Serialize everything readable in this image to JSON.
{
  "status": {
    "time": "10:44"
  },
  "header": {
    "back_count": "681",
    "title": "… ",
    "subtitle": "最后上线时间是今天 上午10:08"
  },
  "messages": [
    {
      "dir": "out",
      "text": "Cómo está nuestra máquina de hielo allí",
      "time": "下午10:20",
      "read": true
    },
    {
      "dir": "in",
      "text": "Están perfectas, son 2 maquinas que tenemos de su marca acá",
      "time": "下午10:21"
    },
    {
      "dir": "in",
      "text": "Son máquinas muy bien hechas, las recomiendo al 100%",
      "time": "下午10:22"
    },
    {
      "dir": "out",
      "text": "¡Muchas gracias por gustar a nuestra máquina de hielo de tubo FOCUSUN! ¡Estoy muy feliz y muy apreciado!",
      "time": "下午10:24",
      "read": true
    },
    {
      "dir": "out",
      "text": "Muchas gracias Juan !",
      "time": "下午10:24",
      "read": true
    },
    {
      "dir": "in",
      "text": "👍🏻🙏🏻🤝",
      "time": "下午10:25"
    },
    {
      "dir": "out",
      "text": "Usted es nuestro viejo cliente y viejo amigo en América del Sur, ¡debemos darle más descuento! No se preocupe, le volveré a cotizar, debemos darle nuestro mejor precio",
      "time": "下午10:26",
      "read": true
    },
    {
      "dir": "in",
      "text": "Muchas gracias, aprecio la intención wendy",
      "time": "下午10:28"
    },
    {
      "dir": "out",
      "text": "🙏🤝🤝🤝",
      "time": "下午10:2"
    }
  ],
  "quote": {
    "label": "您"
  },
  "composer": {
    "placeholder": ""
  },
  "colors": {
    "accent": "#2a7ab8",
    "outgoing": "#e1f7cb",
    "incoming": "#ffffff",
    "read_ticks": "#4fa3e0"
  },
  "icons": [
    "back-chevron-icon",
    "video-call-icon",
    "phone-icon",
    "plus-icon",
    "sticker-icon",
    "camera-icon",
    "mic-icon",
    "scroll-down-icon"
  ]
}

----

Each line of the material should be duplicated exactly, please.

**ANSWER TO THE TASK**
Serialize everything readable in this image to JSON.
{
  "status": {
    "time": "10:44"
  },
  "header": {
    "back_count": "681",
    "title": "… ",
    "subtitle": "最后上线时间是今天 上午10:08"
  },
  "messages": [
    {
      "dir": "out",
      "text": "Cómo está nuestra máquina de hielo allí",
      "time": "下午10:20",
      "read": true
    },
    {
      "dir": "in",
      "text": "Están perfectas, son 2 maquinas que tenemos de su marca acá",
      "time": "下午10:21"
    },
    {
      "dir": "in",
      "text": "Son máquinas muy bien hechas, las recomiendo al 100%",
      "time": "下午10:22"
    },
    {
      "dir": "out",
      "text": "¡Muchas gracias por gustar a nuestra máquina de hielo de tubo FOCUSUN! ¡Estoy muy feliz y muy apreciado!",
      "time": "下午10:24",
      "read": true
    },
    {
      "dir": "out",
      "text": "Muchas gracias Juan !",
      "time": "下午10:24",
      "read": true
    },
    {
      "dir": "in",
      "text": "👍🏻🙏🏻🤝",
      "time": "下午10:25"
    },
    {
      "dir": "out",
      "text": "Usted es nuestro viejo cliente y viejo amigo en América del Sur, ¡debemos darle más descuento! No se preocupe, le volveré a cotizar, debemos darle nuestro mejor precio",
      "time": "下午10:26",
      "read": true
    },
    {
      "dir": "in",
      "text": "Muchas gracias, aprecio la intención wendy",
      "time": "下午10:28"
    },
    {
      "dir": "out",
      "text": "🙏🤝🤝🤝",
      "time": "下午10:2"
    }
  ],
  "quote": {
    "label": "您"
  },
  "composer": {
    "placeholder": ""
  },
  "colors": {
    "accent": "#2a7ab8",
    "outgoing": "#e1f7cb",
    "incoming": "#ffffff",
    "read_ticks": "#4fa3e0"
  },
  "icons": [
    "back-chevron-icon",
    "video-call-icon",
    "phone-icon",
    "plus-icon",
    "sticker-icon",
    "camera-icon",
    "mic-icon",
    "scroll-down-icon"
  ]
}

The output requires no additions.